Work required: Only the lines holding the string "panel" are needed. Copy each one.

Items from a figure collection:
-------------------------

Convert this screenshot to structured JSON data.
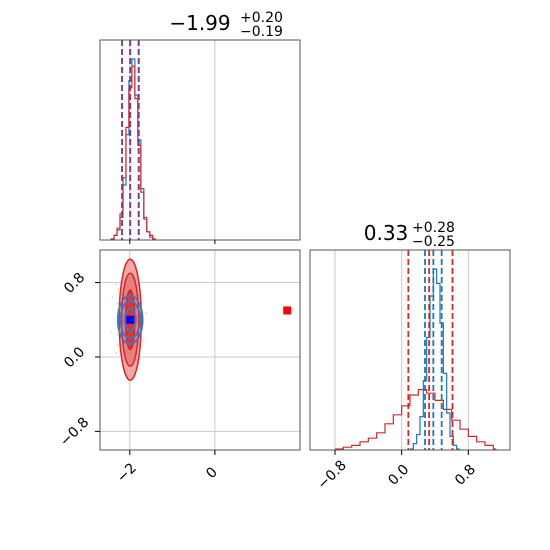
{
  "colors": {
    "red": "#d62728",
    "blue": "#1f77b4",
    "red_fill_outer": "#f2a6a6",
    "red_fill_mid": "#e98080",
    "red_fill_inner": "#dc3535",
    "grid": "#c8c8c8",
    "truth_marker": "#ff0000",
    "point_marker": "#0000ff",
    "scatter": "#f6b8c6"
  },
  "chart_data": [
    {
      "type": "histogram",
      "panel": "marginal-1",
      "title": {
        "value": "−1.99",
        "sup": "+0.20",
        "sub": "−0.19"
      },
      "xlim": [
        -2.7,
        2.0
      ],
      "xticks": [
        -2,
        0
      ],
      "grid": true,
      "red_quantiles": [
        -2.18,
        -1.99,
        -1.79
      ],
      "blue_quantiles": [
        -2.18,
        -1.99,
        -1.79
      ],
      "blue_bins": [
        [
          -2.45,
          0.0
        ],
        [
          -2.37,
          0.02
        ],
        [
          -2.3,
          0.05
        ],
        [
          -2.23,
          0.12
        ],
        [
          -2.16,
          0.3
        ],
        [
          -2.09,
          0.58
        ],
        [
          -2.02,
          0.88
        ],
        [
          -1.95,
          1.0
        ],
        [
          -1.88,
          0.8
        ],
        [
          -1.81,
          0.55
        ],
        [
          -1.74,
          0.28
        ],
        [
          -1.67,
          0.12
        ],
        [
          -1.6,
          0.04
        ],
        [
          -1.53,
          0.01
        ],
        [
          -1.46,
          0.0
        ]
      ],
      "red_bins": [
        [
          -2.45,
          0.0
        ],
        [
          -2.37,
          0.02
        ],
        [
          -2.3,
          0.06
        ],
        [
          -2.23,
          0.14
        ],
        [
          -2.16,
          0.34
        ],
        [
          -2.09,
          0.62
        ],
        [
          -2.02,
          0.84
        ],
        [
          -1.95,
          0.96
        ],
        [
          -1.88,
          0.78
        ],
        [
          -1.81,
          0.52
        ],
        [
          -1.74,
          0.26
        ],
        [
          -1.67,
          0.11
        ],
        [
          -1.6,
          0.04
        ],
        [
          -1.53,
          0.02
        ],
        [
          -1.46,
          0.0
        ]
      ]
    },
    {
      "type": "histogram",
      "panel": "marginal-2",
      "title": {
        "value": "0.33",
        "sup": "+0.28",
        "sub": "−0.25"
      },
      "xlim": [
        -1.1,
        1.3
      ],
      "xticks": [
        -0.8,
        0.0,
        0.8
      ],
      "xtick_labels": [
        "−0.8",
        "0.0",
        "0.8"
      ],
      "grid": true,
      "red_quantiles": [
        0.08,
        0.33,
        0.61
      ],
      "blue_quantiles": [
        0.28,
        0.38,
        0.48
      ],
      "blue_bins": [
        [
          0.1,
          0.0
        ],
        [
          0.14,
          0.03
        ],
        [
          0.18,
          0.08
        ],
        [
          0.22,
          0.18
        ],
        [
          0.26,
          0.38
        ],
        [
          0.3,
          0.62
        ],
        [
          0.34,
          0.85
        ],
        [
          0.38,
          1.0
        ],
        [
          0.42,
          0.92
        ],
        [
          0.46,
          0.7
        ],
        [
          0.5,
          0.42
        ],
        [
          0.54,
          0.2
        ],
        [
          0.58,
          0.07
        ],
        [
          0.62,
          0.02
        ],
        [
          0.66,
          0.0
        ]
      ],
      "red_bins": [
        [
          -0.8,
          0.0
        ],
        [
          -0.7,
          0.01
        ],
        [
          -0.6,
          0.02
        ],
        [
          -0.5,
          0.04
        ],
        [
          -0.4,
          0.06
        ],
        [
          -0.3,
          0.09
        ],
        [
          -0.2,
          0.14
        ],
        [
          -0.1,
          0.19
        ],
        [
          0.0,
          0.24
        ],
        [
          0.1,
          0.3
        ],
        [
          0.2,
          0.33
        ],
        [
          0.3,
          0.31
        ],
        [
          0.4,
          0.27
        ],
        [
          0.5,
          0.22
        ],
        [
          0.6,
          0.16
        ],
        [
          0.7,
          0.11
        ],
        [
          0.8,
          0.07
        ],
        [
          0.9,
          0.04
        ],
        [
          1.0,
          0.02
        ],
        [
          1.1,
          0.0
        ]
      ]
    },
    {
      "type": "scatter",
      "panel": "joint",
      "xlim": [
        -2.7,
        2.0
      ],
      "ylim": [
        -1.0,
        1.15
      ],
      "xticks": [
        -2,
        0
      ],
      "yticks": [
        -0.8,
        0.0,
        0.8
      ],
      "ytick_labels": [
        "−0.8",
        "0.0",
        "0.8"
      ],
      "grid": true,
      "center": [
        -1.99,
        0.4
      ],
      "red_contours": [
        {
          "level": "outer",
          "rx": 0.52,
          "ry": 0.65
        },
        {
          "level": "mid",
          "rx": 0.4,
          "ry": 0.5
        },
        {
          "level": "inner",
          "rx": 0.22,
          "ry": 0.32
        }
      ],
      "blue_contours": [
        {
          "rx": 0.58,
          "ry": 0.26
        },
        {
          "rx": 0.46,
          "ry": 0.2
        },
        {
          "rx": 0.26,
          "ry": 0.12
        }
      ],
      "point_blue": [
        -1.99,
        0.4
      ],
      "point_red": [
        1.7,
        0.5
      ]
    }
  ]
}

-------------------------

Correct output:
      "panel": "marginal-1",
      "panel": "marginal-2",
      "panel": "joint",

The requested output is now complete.